# RECORDED DATA start

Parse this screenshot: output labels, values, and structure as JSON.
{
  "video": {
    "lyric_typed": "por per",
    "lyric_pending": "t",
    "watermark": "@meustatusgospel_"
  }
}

# RECORDED DATA end

* _WRITTEN EXERCISE_
The records above must be repeated exactly, every one of them.

* _IN RESPONSE_
Parse this screenshot: output labels, values, and structure as JSON.
{
  "video": {
    "lyric_typed": "por per",
    "lyric_pending": "t",
    "watermark": "@meustatusgospel_"
  }
}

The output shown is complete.